> **The exercise**
Return each line containing "DIREITA".

> **Record list**
▶
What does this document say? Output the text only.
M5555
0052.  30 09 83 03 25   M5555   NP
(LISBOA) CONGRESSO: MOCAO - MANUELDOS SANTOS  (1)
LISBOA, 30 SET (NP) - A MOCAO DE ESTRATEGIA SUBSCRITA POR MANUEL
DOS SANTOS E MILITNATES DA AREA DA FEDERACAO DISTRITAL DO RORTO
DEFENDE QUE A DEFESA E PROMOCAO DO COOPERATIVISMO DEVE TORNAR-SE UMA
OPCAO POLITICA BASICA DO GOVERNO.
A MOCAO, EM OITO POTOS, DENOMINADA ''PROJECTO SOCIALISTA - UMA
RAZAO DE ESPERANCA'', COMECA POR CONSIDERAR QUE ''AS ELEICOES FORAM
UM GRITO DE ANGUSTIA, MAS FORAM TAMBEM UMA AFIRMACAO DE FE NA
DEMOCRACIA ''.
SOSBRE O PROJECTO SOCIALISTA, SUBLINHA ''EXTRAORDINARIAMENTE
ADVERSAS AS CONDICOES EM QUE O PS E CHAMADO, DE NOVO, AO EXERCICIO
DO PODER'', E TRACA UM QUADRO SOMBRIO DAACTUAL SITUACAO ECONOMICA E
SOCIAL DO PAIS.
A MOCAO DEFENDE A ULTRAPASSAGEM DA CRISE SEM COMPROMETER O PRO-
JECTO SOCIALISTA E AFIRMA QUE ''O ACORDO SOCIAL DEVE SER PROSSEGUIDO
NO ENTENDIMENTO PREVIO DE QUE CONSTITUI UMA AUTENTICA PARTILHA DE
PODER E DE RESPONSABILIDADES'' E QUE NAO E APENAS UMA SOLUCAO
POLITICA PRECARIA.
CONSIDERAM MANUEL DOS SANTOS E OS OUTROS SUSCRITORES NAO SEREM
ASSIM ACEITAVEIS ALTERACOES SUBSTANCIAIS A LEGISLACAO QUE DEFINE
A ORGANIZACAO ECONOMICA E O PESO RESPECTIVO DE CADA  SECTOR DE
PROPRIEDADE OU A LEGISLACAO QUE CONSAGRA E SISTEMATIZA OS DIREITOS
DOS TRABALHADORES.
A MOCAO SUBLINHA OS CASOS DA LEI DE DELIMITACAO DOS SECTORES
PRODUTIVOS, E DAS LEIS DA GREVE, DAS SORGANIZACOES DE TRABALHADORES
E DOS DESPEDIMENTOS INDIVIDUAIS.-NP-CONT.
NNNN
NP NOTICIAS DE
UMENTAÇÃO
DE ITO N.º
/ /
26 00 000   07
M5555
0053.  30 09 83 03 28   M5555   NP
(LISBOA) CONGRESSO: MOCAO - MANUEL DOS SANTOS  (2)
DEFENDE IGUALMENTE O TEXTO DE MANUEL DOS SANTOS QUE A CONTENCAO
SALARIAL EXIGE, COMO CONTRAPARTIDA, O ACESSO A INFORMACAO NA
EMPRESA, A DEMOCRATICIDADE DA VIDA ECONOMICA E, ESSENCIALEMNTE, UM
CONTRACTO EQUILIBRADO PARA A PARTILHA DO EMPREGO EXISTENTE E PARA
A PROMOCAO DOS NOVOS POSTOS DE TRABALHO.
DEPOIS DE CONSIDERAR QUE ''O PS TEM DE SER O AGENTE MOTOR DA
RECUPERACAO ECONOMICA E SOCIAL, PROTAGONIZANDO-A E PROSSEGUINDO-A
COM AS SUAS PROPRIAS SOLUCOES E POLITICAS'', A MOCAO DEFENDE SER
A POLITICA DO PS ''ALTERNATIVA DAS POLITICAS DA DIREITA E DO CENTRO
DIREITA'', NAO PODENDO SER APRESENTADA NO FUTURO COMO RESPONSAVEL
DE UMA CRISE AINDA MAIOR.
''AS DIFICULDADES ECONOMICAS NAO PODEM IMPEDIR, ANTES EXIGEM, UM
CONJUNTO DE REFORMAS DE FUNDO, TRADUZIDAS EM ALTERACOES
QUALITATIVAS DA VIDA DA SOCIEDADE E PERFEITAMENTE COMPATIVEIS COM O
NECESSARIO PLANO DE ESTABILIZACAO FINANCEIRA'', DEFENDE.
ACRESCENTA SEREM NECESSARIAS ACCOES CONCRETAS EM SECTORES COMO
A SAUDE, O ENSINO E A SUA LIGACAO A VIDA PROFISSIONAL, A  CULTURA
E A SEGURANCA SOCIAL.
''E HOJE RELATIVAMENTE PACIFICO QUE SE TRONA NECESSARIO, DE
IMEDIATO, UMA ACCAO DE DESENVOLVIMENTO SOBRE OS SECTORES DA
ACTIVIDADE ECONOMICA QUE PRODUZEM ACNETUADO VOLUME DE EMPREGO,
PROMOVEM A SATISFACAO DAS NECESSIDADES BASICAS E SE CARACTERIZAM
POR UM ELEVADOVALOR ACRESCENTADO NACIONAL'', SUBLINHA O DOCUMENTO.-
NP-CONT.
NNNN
◀
> **Right answer**
A POLITICA DO PS ''ALTERNATIVA DAS POLITICAS DA DIREITA E DO CENTRO
DIREITA'', NAO PODENDO SER APRESENTADA NO FUTURO COMO RESPONSAVEL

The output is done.